Repeat each record below exactly, dropping the pictures.

(Record set)
____
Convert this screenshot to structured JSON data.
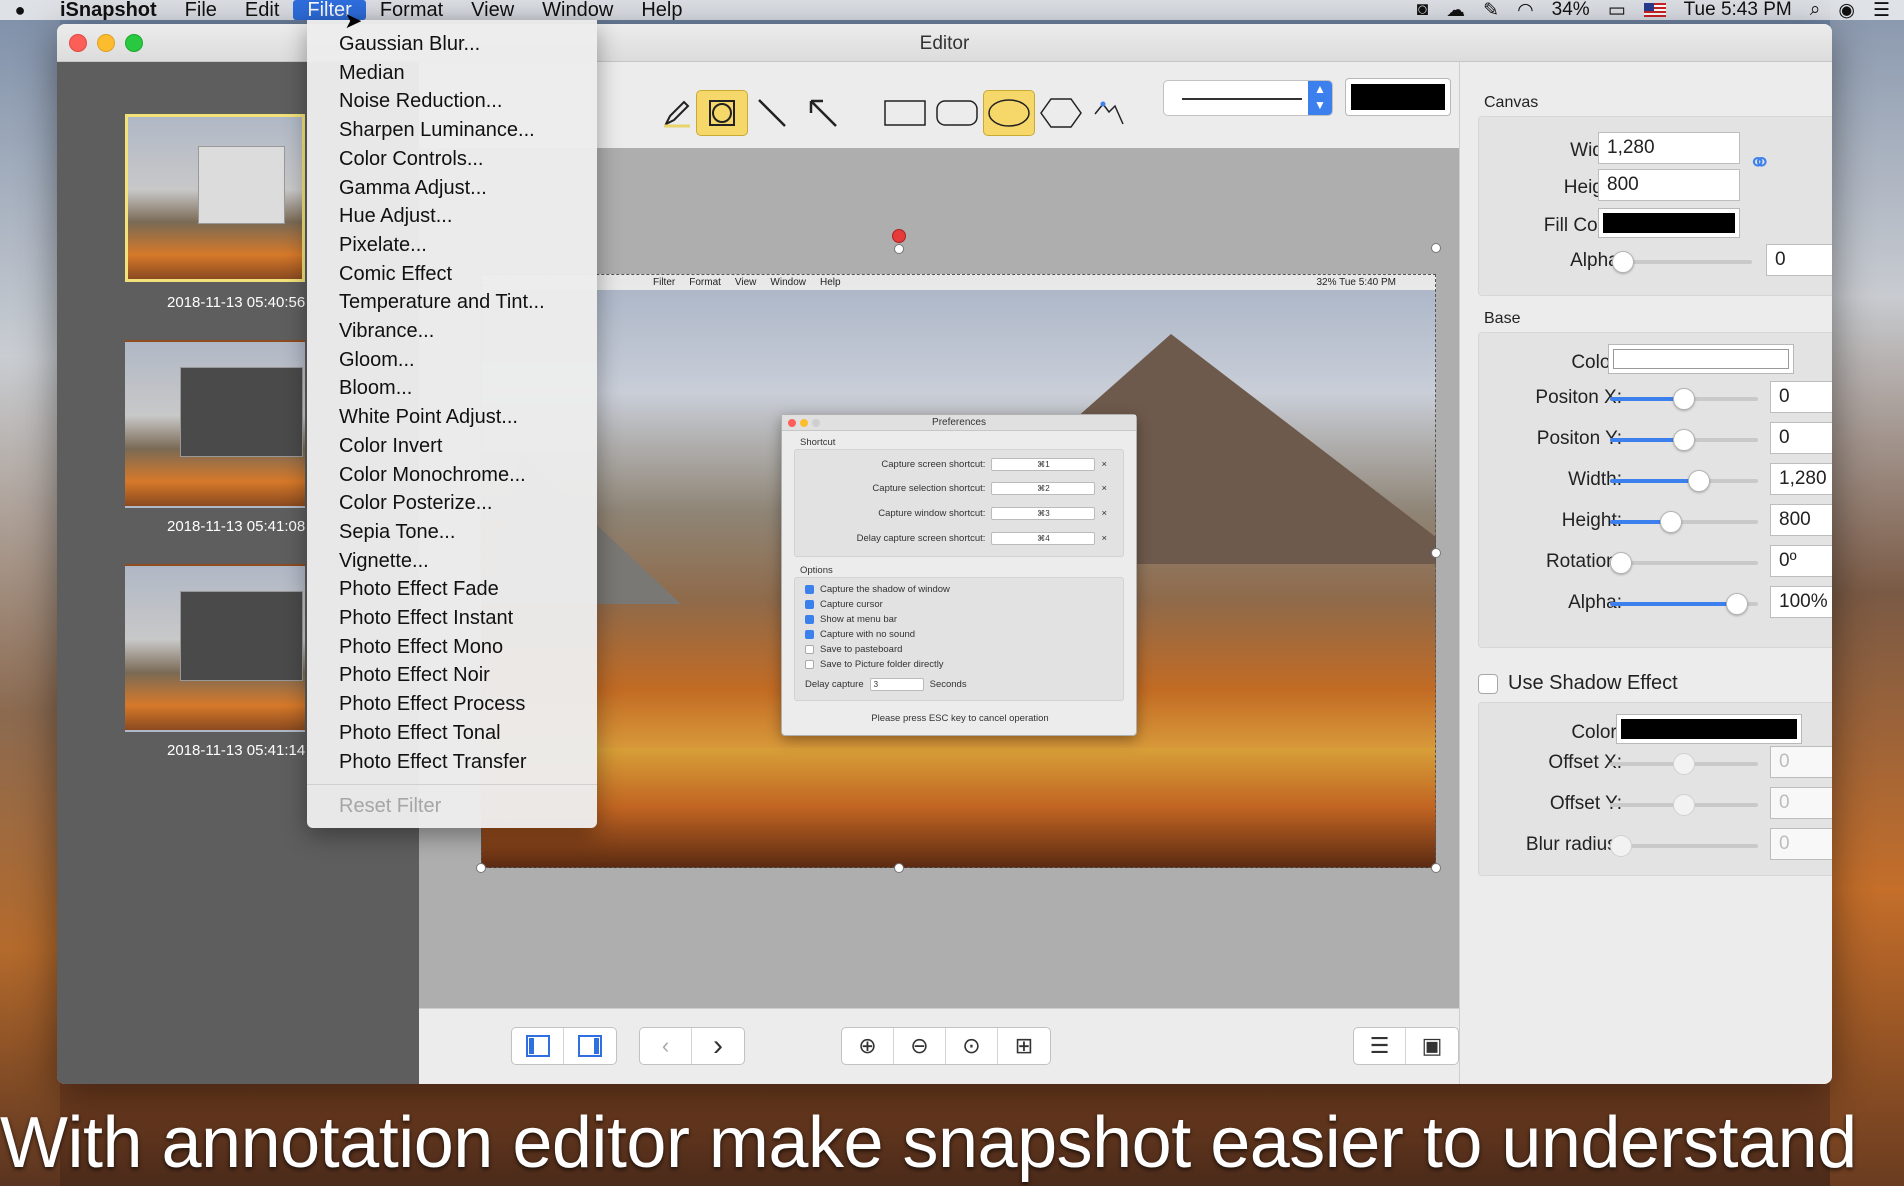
{
  "menubar": {
    "app_name": "iSnapshot",
    "menus": [
      "File",
      "Edit",
      "Filter",
      "Format",
      "View",
      "Window",
      "Help"
    ],
    "active_menu": "Filter",
    "battery": "34%",
    "clock": "Tue 5:43 PM"
  },
  "window": {
    "title": "Editor"
  },
  "sidebar": {
    "thumbnails": [
      {
        "date": "2018-11-13 05:40:56"
      },
      {
        "date": "2018-11-13 05:41:08"
      },
      {
        "date": "2018-11-13 05:41:14"
      }
    ]
  },
  "filter_menu": {
    "items": [
      "Gaussian Blur...",
      "Median",
      "Noise Reduction...",
      "Sharpen Luminance...",
      "Color Controls...",
      "Gamma Adjust...",
      "Hue Adjust...",
      "Pixelate...",
      "Comic Effect",
      "Temperature and Tint...",
      "Vibrance...",
      "Gloom...",
      "Bloom...",
      "White Point Adjust...",
      "Color Invert",
      "Color Monochrome...",
      "Color Posterize...",
      "Sepia Tone...",
      "Vignette...",
      "Photo Effect Fade",
      "Photo Effect Instant",
      "Photo Effect Mono",
      "Photo Effect Noir",
      "Photo Effect Process",
      "Photo Effect Tonal",
      "Photo Effect Transfer"
    ],
    "reset_label": "Reset Filter"
  },
  "toolbar": {
    "stroke_color": "#000000",
    "active_tools": [
      "crop-shape-tool",
      "ellipse-tool"
    ]
  },
  "canvas_preview": {
    "menus": [
      "Filter",
      "Format",
      "View",
      "Window",
      "Help"
    ],
    "menu_right": "32%   Tue 5:40 PM",
    "prefs": {
      "title": "Preferences",
      "shortcut_header": "Shortcut",
      "shortcuts": [
        {
          "label": "Capture screen shortcut:",
          "key": "⌘1"
        },
        {
          "label": "Capture selection shortcut:",
          "key": "⌘2"
        },
        {
          "label": "Capture window shortcut:",
          "key": "⌘3"
        },
        {
          "label": "Delay capture screen shortcut:",
          "key": "⌘4"
        }
      ],
      "options_header": "Options",
      "options": [
        {
          "label": "Capture the shadow of window",
          "checked": true
        },
        {
          "label": "Capture cursor",
          "checked": true
        },
        {
          "label": "Show at menu bar",
          "checked": true
        },
        {
          "label": "Capture with no sound",
          "checked": true
        },
        {
          "label": "Save to pasteboard",
          "checked": false
        },
        {
          "label": "Save to Picture folder directly",
          "checked": false
        }
      ],
      "delay_label": "Delay capture",
      "delay_value": "3",
      "delay_unit": "Seconds",
      "footer": "Please press ESC key to cancel operation"
    }
  },
  "inspector": {
    "canvas": {
      "title": "Canvas",
      "width_label": "Width:",
      "width": "1,280",
      "height_label": "Height:",
      "height": "800",
      "fill_label": "Fill Color:",
      "fill_color": "#000000",
      "alpha_label": "Alpha:",
      "alpha": "0",
      "alpha_level": 0
    },
    "base": {
      "title": "Base",
      "color_label": "Color:",
      "color": "#ffffff",
      "rows": [
        {
          "label": "Positon X:",
          "value": "0",
          "level": 0.5
        },
        {
          "label": "Positon Y:",
          "value": "0",
          "level": 0.5
        },
        {
          "label": "Width:",
          "value": "1,280",
          "level": 0.62
        },
        {
          "label": "Height:",
          "value": "800",
          "level": 0.4
        },
        {
          "label": "Rotation:",
          "value": "0º",
          "level": 0.0
        },
        {
          "label": "Alpha:",
          "value": "100%",
          "level": 0.92
        }
      ]
    },
    "shadow": {
      "checkbox_label": "Use Shadow Effect",
      "checked": false,
      "color_label": "Color:",
      "color": "#000000",
      "rows": [
        {
          "label": "Offset X:",
          "value": "0",
          "level": 0.5
        },
        {
          "label": "Offset Y:",
          "value": "0",
          "level": 0.5
        },
        {
          "label": "Blur radius:",
          "value": "0",
          "level": 0.0
        }
      ]
    }
  },
  "caption": "With annotation editor make snapshot easier to understand"
}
____
(Exercise answer)
Convert this screenshot to structured JSON data.
{
  "menubar": {
    "app_name": "iSnapshot",
    "menus": [
      "File",
      "Edit",
      "Filter",
      "Format",
      "View",
      "Window",
      "Help"
    ],
    "active_menu": "Filter",
    "battery": "34%",
    "clock": "Tue 5:43 PM"
  },
  "window": {
    "title": "Editor"
  },
  "sidebar": {
    "thumbnails": [
      {
        "date": "2018-11-13 05:40:56"
      },
      {
        "date": "2018-11-13 05:41:08"
      },
      {
        "date": "2018-11-13 05:41:14"
      }
    ]
  },
  "filter_menu": {
    "items": [
      "Gaussian Blur...",
      "Median",
      "Noise Reduction...",
      "Sharpen Luminance...",
      "Color Controls...",
      "Gamma Adjust...",
      "Hue Adjust...",
      "Pixelate...",
      "Comic Effect",
      "Temperature and Tint...",
      "Vibrance...",
      "Gloom...",
      "Bloom...",
      "White Point Adjust...",
      "Color Invert",
      "Color Monochrome...",
      "Color Posterize...",
      "Sepia Tone...",
      "Vignette...",
      "Photo Effect Fade",
      "Photo Effect Instant",
      "Photo Effect Mono",
      "Photo Effect Noir",
      "Photo Effect Process",
      "Photo Effect Tonal",
      "Photo Effect Transfer"
    ],
    "reset_label": "Reset Filter"
  },
  "toolbar": {
    "stroke_color": "#000000",
    "active_tools": [
      "crop-shape-tool",
      "ellipse-tool"
    ]
  },
  "canvas_preview": {
    "menus": [
      "Filter",
      "Format",
      "View",
      "Window",
      "Help"
    ],
    "menu_right": "32%   Tue 5:40 PM",
    "prefs": {
      "title": "Preferences",
      "shortcut_header": "Shortcut",
      "shortcuts": [
        {
          "label": "Capture screen shortcut:",
          "key": "⌘1"
        },
        {
          "label": "Capture selection shortcut:",
          "key": "⌘2"
        },
        {
          "label": "Capture window shortcut:",
          "key": "⌘3"
        },
        {
          "label": "Delay capture screen shortcut:",
          "key": "⌘4"
        }
      ],
      "options_header": "Options",
      "options": [
        {
          "label": "Capture the shadow of window",
          "checked": true
        },
        {
          "label": "Capture cursor",
          "checked": true
        },
        {
          "label": "Show at menu bar",
          "checked": true
        },
        {
          "label": "Capture with no sound",
          "checked": true
        },
        {
          "label": "Save to pasteboard",
          "checked": false
        },
        {
          "label": "Save to Picture folder directly",
          "checked": false
        }
      ],
      "delay_label": "Delay capture",
      "delay_value": "3",
      "delay_unit": "Seconds",
      "footer": "Please press ESC key to cancel operation"
    }
  },
  "inspector": {
    "canvas": {
      "title": "Canvas",
      "width_label": "Width:",
      "width": "1,280",
      "height_label": "Height:",
      "height": "800",
      "fill_label": "Fill Color:",
      "fill_color": "#000000",
      "alpha_label": "Alpha:",
      "alpha": "0",
      "alpha_level": 0
    },
    "base": {
      "title": "Base",
      "color_label": "Color:",
      "color": "#ffffff",
      "rows": [
        {
          "label": "Positon X:",
          "value": "0",
          "level": 0.5
        },
        {
          "label": "Positon Y:",
          "value": "0",
          "level": 0.5
        },
        {
          "label": "Width:",
          "value": "1,280",
          "level": 0.62
        },
        {
          "label": "Height:",
          "value": "800",
          "level": 0.4
        },
        {
          "label": "Rotation:",
          "value": "0º",
          "level": 0.0
        },
        {
          "label": "Alpha:",
          "value": "100%",
          "level": 0.92
        }
      ]
    },
    "shadow": {
      "checkbox_label": "Use Shadow Effect",
      "checked": false,
      "color_label": "Color:",
      "color": "#000000",
      "rows": [
        {
          "label": "Offset X:",
          "value": "0",
          "level": 0.5
        },
        {
          "label": "Offset Y:",
          "value": "0",
          "level": 0.5
        },
        {
          "label": "Blur radius:",
          "value": "0",
          "level": 0.0
        }
      ]
    }
  },
  "caption": "With annotation editor make snapshot easier to understand"
}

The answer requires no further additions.